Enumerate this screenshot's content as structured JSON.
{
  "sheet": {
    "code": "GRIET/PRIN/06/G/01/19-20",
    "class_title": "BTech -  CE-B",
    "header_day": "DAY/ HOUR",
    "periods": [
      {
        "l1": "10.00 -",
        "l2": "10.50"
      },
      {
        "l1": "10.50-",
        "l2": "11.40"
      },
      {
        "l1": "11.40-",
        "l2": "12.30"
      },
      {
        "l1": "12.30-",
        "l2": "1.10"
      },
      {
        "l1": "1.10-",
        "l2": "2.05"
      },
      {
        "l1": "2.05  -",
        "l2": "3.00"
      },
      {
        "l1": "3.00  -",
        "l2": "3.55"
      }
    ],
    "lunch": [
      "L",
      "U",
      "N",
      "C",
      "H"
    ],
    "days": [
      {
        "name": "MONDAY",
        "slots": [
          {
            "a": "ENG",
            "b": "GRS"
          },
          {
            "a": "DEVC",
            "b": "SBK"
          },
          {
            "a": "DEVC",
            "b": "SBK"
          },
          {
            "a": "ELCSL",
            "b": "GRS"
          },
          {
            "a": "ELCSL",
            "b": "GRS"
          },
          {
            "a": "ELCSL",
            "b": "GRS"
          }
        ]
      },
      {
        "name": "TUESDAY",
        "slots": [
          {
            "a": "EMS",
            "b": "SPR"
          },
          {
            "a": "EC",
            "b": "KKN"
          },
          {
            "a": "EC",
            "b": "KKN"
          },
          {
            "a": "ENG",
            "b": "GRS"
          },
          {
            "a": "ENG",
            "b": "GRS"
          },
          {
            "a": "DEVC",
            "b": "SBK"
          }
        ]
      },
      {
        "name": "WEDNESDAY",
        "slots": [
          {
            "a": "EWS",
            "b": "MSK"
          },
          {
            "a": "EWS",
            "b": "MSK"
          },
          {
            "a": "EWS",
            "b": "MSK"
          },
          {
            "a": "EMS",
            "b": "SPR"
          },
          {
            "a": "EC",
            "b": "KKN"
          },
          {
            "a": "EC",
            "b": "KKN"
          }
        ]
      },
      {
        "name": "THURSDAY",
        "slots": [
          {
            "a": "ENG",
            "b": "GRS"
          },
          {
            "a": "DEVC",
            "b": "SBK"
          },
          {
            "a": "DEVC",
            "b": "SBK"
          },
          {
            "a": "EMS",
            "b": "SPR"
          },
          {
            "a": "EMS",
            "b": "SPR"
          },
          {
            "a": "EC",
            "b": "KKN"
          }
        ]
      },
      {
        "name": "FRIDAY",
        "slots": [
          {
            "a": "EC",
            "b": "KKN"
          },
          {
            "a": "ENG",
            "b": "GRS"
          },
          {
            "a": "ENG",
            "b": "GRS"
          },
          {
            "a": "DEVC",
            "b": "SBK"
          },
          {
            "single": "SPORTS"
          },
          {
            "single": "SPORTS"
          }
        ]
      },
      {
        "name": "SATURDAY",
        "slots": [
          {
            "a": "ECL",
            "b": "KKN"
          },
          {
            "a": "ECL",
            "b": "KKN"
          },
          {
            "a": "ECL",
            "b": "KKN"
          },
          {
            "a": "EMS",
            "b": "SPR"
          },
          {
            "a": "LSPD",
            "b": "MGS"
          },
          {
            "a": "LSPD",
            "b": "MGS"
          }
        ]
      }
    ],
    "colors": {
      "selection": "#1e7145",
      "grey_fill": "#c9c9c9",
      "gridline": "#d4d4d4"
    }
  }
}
----
### SET EXERCISE
Copy each line of the data exactly, leaving nothing out.

### FULL SOLUTION
Enumerate this screenshot's content as structured JSON.
{
  "sheet": {
    "code": "GRIET/PRIN/06/G/01/19-20",
    "class_title": "BTech -  CE-B",
    "header_day": "DAY/ HOUR",
    "periods": [
      {
        "l1": "10.00 -",
        "l2": "10.50"
      },
      {
        "l1": "10.50-",
        "l2": "11.40"
      },
      {
        "l1": "11.40-",
        "l2": "12.30"
      },
      {
        "l1": "12.30-",
        "l2": "1.10"
      },
      {
        "l1": "1.10-",
        "l2": "2.05"
      },
      {
        "l1": "2.05  -",
        "l2": "3.00"
      },
      {
        "l1": "3.00  -",
        "l2": "3.55"
      }
    ],
    "lunch": [
      "L",
      "U",
      "N",
      "C",
      "H"
    ],
    "days": [
      {
        "name": "MONDAY",
        "slots": [
          {
            "a": "ENG",
            "b": "GRS"
          },
          {
            "a": "DEVC",
            "b": "SBK"
          },
          {
            "a": "DEVC",
            "b": "SBK"
          },
          {
            "a": "ELCSL",
            "b": "GRS"
          },
          {
            "a": "ELCSL",
            "b": "GRS"
          },
          {
            "a": "ELCSL",
            "b": "GRS"
          }
        ]
      },
      {
        "name": "TUESDAY",
        "slots": [
          {
            "a": "EMS",
            "b": "SPR"
          },
          {
            "a": "EC",
            "b": "KKN"
          },
          {
            "a": "EC",
            "b": "KKN"
          },
          {
            "a": "ENG",
            "b": "GRS"
          },
          {
            "a": "ENG",
            "b": "GRS"
          },
          {
            "a": "DEVC",
            "b": "SBK"
          }
        ]
      },
      {
        "name": "WEDNESDAY",
        "slots": [
          {
            "a": "EWS",
            "b": "MSK"
          },
          {
            "a": "EWS",
            "b": "MSK"
          },
          {
            "a": "EWS",
            "b": "MSK"
          },
          {
            "a": "EMS",
            "b": "SPR"
          },
          {
            "a": "EC",
            "b": "KKN"
          },
          {
            "a": "EC",
            "b": "KKN"
          }
        ]
      },
      {
        "name": "THURSDAY",
        "slots": [
          {
            "a": "ENG",
            "b": "GRS"
          },
          {
            "a": "DEVC",
            "b": "SBK"
          },
          {
            "a": "DEVC",
            "b": "SBK"
          },
          {
            "a": "EMS",
            "b": "SPR"
          },
          {
            "a": "EMS",
            "b": "SPR"
          },
          {
            "a": "EC",
            "b": "KKN"
          }
        ]
      },
      {
        "name": "FRIDAY",
        "slots": [
          {
            "a": "EC",
            "b": "KKN"
          },
          {
            "a": "ENG",
            "b": "GRS"
          },
          {
            "a": "ENG",
            "b": "GRS"
          },
          {
            "a": "DEVC",
            "b": "SBK"
          },
          {
            "single": "SPORTS"
          },
          {
            "single": "SPORTS"
          }
        ]
      },
      {
        "name": "SATURDAY",
        "slots": [
          {
            "a": "ECL",
            "b": "KKN"
          },
          {
            "a": "ECL",
            "b": "KKN"
          },
          {
            "a": "ECL",
            "b": "KKN"
          },
          {
            "a": "EMS",
            "b": "SPR"
          },
          {
            "a": "LSPD",
            "b": "MGS"
          },
          {
            "a": "LSPD",
            "b": "MGS"
          }
        ]
      }
    ],
    "colors": {
      "selection": "#1e7145",
      "grey_fill": "#c9c9c9",
      "gridline": "#d4d4d4"
    }
  }
}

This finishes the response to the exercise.